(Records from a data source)
◆ ◆ ◆ ◆
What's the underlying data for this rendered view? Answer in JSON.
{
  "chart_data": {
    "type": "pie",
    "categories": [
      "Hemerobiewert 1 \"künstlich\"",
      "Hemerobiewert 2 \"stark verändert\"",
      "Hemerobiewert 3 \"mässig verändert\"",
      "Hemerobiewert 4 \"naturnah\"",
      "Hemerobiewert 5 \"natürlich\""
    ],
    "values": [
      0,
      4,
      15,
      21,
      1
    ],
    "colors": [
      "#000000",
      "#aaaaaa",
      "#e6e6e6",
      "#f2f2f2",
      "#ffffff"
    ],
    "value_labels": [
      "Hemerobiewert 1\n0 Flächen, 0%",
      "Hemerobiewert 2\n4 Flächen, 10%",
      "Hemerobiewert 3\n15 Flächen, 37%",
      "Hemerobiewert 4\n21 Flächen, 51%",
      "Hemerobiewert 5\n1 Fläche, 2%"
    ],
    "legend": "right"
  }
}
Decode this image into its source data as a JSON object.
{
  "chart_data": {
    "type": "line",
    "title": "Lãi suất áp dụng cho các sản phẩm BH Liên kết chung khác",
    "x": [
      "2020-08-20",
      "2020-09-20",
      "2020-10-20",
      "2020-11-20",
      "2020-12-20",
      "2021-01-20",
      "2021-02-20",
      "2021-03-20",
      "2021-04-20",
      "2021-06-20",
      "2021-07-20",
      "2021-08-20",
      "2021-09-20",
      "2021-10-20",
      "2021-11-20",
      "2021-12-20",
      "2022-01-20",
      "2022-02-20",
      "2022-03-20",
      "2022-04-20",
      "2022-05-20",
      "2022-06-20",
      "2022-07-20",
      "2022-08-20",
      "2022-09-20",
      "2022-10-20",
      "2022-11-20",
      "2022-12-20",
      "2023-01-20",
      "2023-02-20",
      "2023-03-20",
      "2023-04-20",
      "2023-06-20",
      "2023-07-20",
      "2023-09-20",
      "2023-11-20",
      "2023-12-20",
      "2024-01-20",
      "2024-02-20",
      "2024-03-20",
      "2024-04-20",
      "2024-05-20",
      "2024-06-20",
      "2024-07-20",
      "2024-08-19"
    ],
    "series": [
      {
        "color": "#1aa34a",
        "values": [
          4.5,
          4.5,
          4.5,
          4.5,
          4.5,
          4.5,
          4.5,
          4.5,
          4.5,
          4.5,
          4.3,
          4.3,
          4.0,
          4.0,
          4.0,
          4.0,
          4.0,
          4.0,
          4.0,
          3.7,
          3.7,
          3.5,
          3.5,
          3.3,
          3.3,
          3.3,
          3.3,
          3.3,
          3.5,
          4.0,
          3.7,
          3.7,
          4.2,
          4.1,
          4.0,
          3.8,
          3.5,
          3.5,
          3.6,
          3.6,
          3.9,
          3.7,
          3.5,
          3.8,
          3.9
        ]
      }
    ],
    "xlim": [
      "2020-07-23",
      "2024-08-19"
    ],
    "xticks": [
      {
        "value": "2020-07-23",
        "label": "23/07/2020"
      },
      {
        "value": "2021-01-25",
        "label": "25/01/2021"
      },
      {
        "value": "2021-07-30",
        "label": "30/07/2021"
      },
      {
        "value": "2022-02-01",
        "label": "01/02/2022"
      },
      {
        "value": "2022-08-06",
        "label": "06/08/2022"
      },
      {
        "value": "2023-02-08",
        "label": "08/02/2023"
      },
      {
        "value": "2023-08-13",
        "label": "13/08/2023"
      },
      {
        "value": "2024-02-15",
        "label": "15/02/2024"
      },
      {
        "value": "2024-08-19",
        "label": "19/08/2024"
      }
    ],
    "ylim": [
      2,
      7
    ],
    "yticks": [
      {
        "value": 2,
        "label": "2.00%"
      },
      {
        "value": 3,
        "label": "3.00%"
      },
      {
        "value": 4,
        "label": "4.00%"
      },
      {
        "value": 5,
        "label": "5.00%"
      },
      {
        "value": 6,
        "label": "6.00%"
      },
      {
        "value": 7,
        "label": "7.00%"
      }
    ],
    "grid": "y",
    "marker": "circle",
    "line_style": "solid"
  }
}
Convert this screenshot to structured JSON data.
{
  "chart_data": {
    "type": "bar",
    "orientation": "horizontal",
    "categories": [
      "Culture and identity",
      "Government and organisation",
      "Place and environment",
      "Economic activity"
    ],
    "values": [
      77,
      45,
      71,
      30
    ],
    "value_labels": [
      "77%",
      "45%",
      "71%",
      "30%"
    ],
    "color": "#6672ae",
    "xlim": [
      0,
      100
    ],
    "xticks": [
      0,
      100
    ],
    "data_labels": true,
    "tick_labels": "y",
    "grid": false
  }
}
◆ ◆ ◆ ◆
**Goal of the exercise**
All of the entries must be written out exactly as they stand.

**In response**
What's the underlying data for this rendered view? Answer in JSON.
{
  "chart_data": {
    "type": "pie",
    "categories": [
      "Hemerobiewert 1 \"künstlich\"",
      "Hemerobiewert 2 \"stark verändert\"",
      "Hemerobiewert 3 \"mässig verändert\"",
      "Hemerobiewert 4 \"naturnah\"",
      "Hemerobiewert 5 \"natürlich\""
    ],
    "values": [
      0,
      4,
      15,
      21,
      1
    ],
    "colors": [
      "#000000",
      "#aaaaaa",
      "#e6e6e6",
      "#f2f2f2",
      "#ffffff"
    ],
    "value_labels": [
      "Hemerobiewert 1\n0 Flächen, 0%",
      "Hemerobiewert 2\n4 Flächen, 10%",
      "Hemerobiewert 3\n15 Flächen, 37%",
      "Hemerobiewert 4\n21 Flächen, 51%",
      "Hemerobiewert 5\n1 Fläche, 2%"
    ],
    "legend": "right"
  }
}
Decode this image into its source data as a JSON object.
{
  "chart_data": {
    "type": "line",
    "title": "Lãi suất áp dụng cho các sản phẩm BH Liên kết chung khác",
    "x": [
      "2020-08-20",
      "2020-09-20",
      "2020-10-20",
      "2020-11-20",
      "2020-12-20",
      "2021-01-20",
      "2021-02-20",
      "2021-03-20",
      "2021-04-20",
      "2021-06-20",
      "2021-07-20",
      "2021-08-20",
      "2021-09-20",
      "2021-10-20",
      "2021-11-20",
      "2021-12-20",
      "2022-01-20",
      "2022-02-20",
      "2022-03-20",
      "2022-04-20",
      "2022-05-20",
      "2022-06-20",
      "2022-07-20",
      "2022-08-20",
      "2022-09-20",
      "2022-10-20",
      "2022-11-20",
      "2022-12-20",
      "2023-01-20",
      "2023-02-20",
      "2023-03-20",
      "2023-04-20",
      "2023-06-20",
      "2023-07-20",
      "2023-09-20",
      "2023-11-20",
      "2023-12-20",
      "2024-01-20",
      "2024-02-20",
      "2024-03-20",
      "2024-04-20",
      "2024-05-20",
      "2024-06-20",
      "2024-07-20",
      "2024-08-19"
    ],
    "series": [
      {
        "color": "#1aa34a",
        "values": [
          4.5,
          4.5,
          4.5,
          4.5,
          4.5,
          4.5,
          4.5,
          4.5,
          4.5,
          4.5,
          4.3,
          4.3,
          4.0,
          4.0,
          4.0,
          4.0,
          4.0,
          4.0,
          4.0,
          3.7,
          3.7,
          3.5,
          3.5,
          3.3,
          3.3,
          3.3,
          3.3,
          3.3,
          3.5,
          4.0,
          3.7,
          3.7,
          4.2,
          4.1,
          4.0,
          3.8,
          3.5,
          3.5,
          3.6,
          3.6,
          3.9,
          3.7,
          3.5,
          3.8,
          3.9
        ]
      }
    ],
    "xlim": [
      "2020-07-23",
      "2024-08-19"
    ],
    "xticks": [
      {
        "value": "2020-07-23",
        "label": "23/07/2020"
      },
      {
        "value": "2021-01-25",
        "label": "25/01/2021"
      },
      {
        "value": "2021-07-30",
        "label": "30/07/2021"
      },
      {
        "value": "2022-02-01",
        "label": "01/02/2022"
      },
      {
        "value": "2022-08-06",
        "label": "06/08/2022"
      },
      {
        "value": "2023-02-08",
        "label": "08/02/2023"
      },
      {
        "value": "2023-08-13",
        "label": "13/08/2023"
      },
      {
        "value": "2024-02-15",
        "label": "15/02/2024"
      },
      {
        "value": "2024-08-19",
        "label": "19/08/2024"
      }
    ],
    "ylim": [
      2,
      7
    ],
    "yticks": [
      {
        "value": 2,
        "label": "2.00%"
      },
      {
        "value": 3,
        "label": "3.00%"
      },
      {
        "value": 4,
        "label": "4.00%"
      },
      {
        "value": 5,
        "label": "5.00%"
      },
      {
        "value": 6,
        "label": "6.00%"
      },
      {
        "value": 7,
        "label": "7.00%"
      }
    ],
    "grid": "y",
    "marker": "circle",
    "line_style": "solid"
  }
}
Convert this screenshot to structured JSON data.
{
  "chart_data": {
    "type": "bar",
    "orientation": "horizontal",
    "categories": [
      "Culture and identity",
      "Government and organisation",
      "Place and environment",
      "Economic activity"
    ],
    "values": [
      77,
      45,
      71,
      30
    ],
    "value_labels": [
      "77%",
      "45%",
      "71%",
      "30%"
    ],
    "color": "#6672ae",
    "xlim": [
      0,
      100
    ],
    "xticks": [
      0,
      100
    ],
    "data_labels": true,
    "tick_labels": "y",
    "grid": false
  }
}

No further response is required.